MATERIAL FOR THE TASK:
==================================================

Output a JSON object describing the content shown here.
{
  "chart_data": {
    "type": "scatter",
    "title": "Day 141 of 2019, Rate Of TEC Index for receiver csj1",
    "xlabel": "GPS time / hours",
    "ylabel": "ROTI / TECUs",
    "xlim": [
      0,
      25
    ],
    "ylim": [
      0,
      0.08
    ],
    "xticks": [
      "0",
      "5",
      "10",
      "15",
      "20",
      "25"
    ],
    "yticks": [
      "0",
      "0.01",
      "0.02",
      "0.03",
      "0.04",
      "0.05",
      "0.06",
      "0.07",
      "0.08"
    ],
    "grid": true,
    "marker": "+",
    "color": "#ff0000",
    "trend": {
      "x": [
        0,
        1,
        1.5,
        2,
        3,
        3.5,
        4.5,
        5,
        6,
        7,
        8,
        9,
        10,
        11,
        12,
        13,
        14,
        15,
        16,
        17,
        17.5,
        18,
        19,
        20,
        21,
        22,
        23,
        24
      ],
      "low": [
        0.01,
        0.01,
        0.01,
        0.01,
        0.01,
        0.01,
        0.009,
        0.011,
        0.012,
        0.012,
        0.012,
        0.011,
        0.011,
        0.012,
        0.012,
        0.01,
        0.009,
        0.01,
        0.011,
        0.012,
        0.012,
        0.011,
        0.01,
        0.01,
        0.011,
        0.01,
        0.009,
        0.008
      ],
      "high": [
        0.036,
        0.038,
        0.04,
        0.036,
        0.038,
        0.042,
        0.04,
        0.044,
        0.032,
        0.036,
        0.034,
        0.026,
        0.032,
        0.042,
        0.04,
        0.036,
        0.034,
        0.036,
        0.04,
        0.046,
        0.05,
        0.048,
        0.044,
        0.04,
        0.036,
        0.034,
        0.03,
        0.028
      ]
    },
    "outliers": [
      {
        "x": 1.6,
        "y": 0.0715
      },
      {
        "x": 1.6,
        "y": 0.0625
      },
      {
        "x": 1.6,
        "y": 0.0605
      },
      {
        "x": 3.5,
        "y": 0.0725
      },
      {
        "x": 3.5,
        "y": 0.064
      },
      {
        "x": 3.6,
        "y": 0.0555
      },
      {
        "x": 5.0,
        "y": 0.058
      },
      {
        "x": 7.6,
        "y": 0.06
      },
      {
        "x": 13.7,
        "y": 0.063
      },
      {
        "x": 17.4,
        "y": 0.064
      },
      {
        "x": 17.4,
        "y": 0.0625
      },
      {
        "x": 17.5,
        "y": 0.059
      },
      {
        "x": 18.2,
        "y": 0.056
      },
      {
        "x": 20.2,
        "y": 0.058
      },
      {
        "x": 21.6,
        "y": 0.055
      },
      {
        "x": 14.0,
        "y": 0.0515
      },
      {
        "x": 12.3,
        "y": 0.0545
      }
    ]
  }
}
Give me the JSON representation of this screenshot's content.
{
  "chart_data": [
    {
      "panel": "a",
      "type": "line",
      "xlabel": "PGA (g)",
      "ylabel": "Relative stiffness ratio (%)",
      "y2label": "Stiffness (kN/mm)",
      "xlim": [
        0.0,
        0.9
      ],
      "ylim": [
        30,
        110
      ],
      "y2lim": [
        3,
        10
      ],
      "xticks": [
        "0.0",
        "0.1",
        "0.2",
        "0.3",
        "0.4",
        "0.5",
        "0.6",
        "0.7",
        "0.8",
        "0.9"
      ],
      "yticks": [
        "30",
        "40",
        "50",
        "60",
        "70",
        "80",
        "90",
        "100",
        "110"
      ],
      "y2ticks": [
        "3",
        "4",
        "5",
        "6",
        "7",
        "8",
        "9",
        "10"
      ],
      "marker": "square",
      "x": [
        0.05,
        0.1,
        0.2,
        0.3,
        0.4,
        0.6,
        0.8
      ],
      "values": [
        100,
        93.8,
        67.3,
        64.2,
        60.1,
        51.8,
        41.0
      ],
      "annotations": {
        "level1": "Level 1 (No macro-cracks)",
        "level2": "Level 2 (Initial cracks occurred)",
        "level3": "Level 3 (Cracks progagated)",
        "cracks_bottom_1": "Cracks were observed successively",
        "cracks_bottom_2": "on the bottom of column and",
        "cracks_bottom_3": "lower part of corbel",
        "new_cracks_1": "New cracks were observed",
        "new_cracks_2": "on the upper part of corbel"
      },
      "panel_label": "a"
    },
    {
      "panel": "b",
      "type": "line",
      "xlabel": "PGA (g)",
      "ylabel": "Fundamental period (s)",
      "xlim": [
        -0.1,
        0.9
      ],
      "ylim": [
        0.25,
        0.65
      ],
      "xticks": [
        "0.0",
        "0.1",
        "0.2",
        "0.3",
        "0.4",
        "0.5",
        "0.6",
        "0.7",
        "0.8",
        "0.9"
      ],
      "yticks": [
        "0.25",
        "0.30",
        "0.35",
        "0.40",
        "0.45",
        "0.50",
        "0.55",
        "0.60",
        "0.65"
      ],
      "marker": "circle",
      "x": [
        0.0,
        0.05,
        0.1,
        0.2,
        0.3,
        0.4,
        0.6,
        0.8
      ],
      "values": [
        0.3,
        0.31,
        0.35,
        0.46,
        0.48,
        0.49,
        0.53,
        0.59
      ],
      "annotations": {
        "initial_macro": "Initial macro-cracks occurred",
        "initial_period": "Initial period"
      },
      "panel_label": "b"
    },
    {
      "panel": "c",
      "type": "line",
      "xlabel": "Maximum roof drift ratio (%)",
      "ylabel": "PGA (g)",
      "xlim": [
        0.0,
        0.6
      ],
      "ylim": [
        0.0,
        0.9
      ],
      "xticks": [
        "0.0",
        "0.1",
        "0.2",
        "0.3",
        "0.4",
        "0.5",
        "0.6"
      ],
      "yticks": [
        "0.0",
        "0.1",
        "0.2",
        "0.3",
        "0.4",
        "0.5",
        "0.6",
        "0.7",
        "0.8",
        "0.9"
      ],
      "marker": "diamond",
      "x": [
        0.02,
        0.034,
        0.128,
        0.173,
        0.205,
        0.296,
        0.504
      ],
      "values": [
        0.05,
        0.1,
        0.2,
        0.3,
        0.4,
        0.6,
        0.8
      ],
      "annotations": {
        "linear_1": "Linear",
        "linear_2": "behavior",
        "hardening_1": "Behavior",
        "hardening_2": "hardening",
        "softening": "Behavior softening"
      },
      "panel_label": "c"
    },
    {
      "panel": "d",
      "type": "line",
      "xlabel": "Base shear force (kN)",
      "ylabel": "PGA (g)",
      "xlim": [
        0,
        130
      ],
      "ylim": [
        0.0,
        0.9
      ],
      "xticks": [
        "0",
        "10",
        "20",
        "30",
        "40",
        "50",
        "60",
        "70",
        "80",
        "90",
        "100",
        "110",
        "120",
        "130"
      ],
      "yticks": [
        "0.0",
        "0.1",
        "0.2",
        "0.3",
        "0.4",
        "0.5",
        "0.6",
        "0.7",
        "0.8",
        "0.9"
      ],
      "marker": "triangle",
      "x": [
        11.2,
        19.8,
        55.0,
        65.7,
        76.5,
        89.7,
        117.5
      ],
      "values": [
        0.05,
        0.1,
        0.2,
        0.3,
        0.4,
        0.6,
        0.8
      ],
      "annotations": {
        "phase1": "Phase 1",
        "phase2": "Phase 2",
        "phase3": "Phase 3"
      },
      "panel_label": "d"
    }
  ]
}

==================================================

EXERCISE AIM:
Reproduce the listing above verbatim, from first line to last.

EXERCISE RESPONSE:
Output a JSON object describing the content shown here.
{
  "chart_data": {
    "type": "scatter",
    "title": "Day 141 of 2019, Rate Of TEC Index for receiver csj1",
    "xlabel": "GPS time / hours",
    "ylabel": "ROTI / TECUs",
    "xlim": [
      0,
      25
    ],
    "ylim": [
      0,
      0.08
    ],
    "xticks": [
      "0",
      "5",
      "10",
      "15",
      "20",
      "25"
    ],
    "yticks": [
      "0",
      "0.01",
      "0.02",
      "0.03",
      "0.04",
      "0.05",
      "0.06",
      "0.07",
      "0.08"
    ],
    "grid": true,
    "marker": "+",
    "color": "#ff0000",
    "trend": {
      "x": [
        0,
        1,
        1.5,
        2,
        3,
        3.5,
        4.5,
        5,
        6,
        7,
        8,
        9,
        10,
        11,
        12,
        13,
        14,
        15,
        16,
        17,
        17.5,
        18,
        19,
        20,
        21,
        22,
        23,
        24
      ],
      "low": [
        0.01,
        0.01,
        0.01,
        0.01,
        0.01,
        0.01,
        0.009,
        0.011,
        0.012,
        0.012,
        0.012,
        0.011,
        0.011,
        0.012,
        0.012,
        0.01,
        0.009,
        0.01,
        0.011,
        0.012,
        0.012,
        0.011,
        0.01,
        0.01,
        0.011,
        0.01,
        0.009,
        0.008
      ],
      "high": [
        0.036,
        0.038,
        0.04,
        0.036,
        0.038,
        0.042,
        0.04,
        0.044,
        0.032,
        0.036,
        0.034,
        0.026,
        0.032,
        0.042,
        0.04,
        0.036,
        0.034,
        0.036,
        0.04,
        0.046,
        0.05,
        0.048,
        0.044,
        0.04,
        0.036,
        0.034,
        0.03,
        0.028
      ]
    },
    "outliers": [
      {
        "x": 1.6,
        "y": 0.0715
      },
      {
        "x": 1.6,
        "y": 0.0625
      },
      {
        "x": 1.6,
        "y": 0.0605
      },
      {
        "x": 3.5,
        "y": 0.0725
      },
      {
        "x": 3.5,
        "y": 0.064
      },
      {
        "x": 3.6,
        "y": 0.0555
      },
      {
        "x": 5.0,
        "y": 0.058
      },
      {
        "x": 7.6,
        "y": 0.06
      },
      {
        "x": 13.7,
        "y": 0.063
      },
      {
        "x": 17.4,
        "y": 0.064
      },
      {
        "x": 17.4,
        "y": 0.0625
      },
      {
        "x": 17.5,
        "y": 0.059
      },
      {
        "x": 18.2,
        "y": 0.056
      },
      {
        "x": 20.2,
        "y": 0.058
      },
      {
        "x": 21.6,
        "y": 0.055
      },
      {
        "x": 14.0,
        "y": 0.0515
      },
      {
        "x": 12.3,
        "y": 0.0545
      }
    ]
  }
}
Give me the JSON representation of this screenshot's content.
{
  "chart_data": [
    {
      "panel": "a",
      "type": "line",
      "xlabel": "PGA (g)",
      "ylabel": "Relative stiffness ratio (%)",
      "y2label": "Stiffness (kN/mm)",
      "xlim": [
        0.0,
        0.9
      ],
      "ylim": [
        30,
        110
      ],
      "y2lim": [
        3,
        10
      ],
      "xticks": [
        "0.0",
        "0.1",
        "0.2",
        "0.3",
        "0.4",
        "0.5",
        "0.6",
        "0.7",
        "0.8",
        "0.9"
      ],
      "yticks": [
        "30",
        "40",
        "50",
        "60",
        "70",
        "80",
        "90",
        "100",
        "110"
      ],
      "y2ticks": [
        "3",
        "4",
        "5",
        "6",
        "7",
        "8",
        "9",
        "10"
      ],
      "marker": "square",
      "x": [
        0.05,
        0.1,
        0.2,
        0.3,
        0.4,
        0.6,
        0.8
      ],
      "values": [
        100,
        93.8,
        67.3,
        64.2,
        60.1,
        51.8,
        41.0
      ],
      "annotations": {
        "level1": "Level 1 (No macro-cracks)",
        "level2": "Level 2 (Initial cracks occurred)",
        "level3": "Level 3 (Cracks progagated)",
        "cracks_bottom_1": "Cracks were observed successively",
        "cracks_bottom_2": "on the bottom of column and",
        "cracks_bottom_3": "lower part of corbel",
        "new_cracks_1": "New cracks were observed",
        "new_cracks_2": "on the upper part of corbel"
      },
      "panel_label": "a"
    },
    {
      "panel": "b",
      "type": "line",
      "xlabel": "PGA (g)",
      "ylabel": "Fundamental period (s)",
      "xlim": [
        -0.1,
        0.9
      ],
      "ylim": [
        0.25,
        0.65
      ],
      "xticks": [
        "0.0",
        "0.1",
        "0.2",
        "0.3",
        "0.4",
        "0.5",
        "0.6",
        "0.7",
        "0.8",
        "0.9"
      ],
      "yticks": [
        "0.25",
        "0.30",
        "0.35",
        "0.40",
        "0.45",
        "0.50",
        "0.55",
        "0.60",
        "0.65"
      ],
      "marker": "circle",
      "x": [
        0.0,
        0.05,
        0.1,
        0.2,
        0.3,
        0.4,
        0.6,
        0.8
      ],
      "values": [
        0.3,
        0.31,
        0.35,
        0.46,
        0.48,
        0.49,
        0.53,
        0.59
      ],
      "annotations": {
        "initial_macro": "Initial macro-cracks occurred",
        "initial_period": "Initial period"
      },
      "panel_label": "b"
    },
    {
      "panel": "c",
      "type": "line",
      "xlabel": "Maximum roof drift ratio (%)",
      "ylabel": "PGA (g)",
      "xlim": [
        0.0,
        0.6
      ],
      "ylim": [
        0.0,
        0.9
      ],
      "xticks": [
        "0.0",
        "0.1",
        "0.2",
        "0.3",
        "0.4",
        "0.5",
        "0.6"
      ],
      "yticks": [
        "0.0",
        "0.1",
        "0.2",
        "0.3",
        "0.4",
        "0.5",
        "0.6",
        "0.7",
        "0.8",
        "0.9"
      ],
      "marker": "diamond",
      "x": [
        0.02,
        0.034,
        0.128,
        0.173,
        0.205,
        0.296,
        0.504
      ],
      "values": [
        0.05,
        0.1,
        0.2,
        0.3,
        0.4,
        0.6,
        0.8
      ],
      "annotations": {
        "linear_1": "Linear",
        "linear_2": "behavior",
        "hardening_1": "Behavior",
        "hardening_2": "hardening",
        "softening": "Behavior softening"
      },
      "panel_label": "c"
    },
    {
      "panel": "d",
      "type": "line",
      "xlabel": "Base shear force (kN)",
      "ylabel": "PGA (g)",
      "xlim": [
        0,
        130
      ],
      "ylim": [
        0.0,
        0.9
      ],
      "xticks": [
        "0",
        "10",
        "20",
        "30",
        "40",
        "50",
        "60",
        "70",
        "80",
        "90",
        "100",
        "110",
        "120",
        "130"
      ],
      "yticks": [
        "0.0",
        "0.1",
        "0.2",
        "0.3",
        "0.4",
        "0.5",
        "0.6",
        "0.7",
        "0.8",
        "0.9"
      ],
      "marker": "triangle",
      "x": [
        11.2,
        19.8,
        55.0,
        65.7,
        76.5,
        89.7,
        117.5
      ],
      "values": [
        0.05,
        0.1,
        0.2,
        0.3,
        0.4,
        0.6,
        0.8
      ],
      "annotations": {
        "phase1": "Phase 1",
        "phase2": "Phase 2",
        "phase3": "Phase 3"
      },
      "panel_label": "d"
    }
  ]
}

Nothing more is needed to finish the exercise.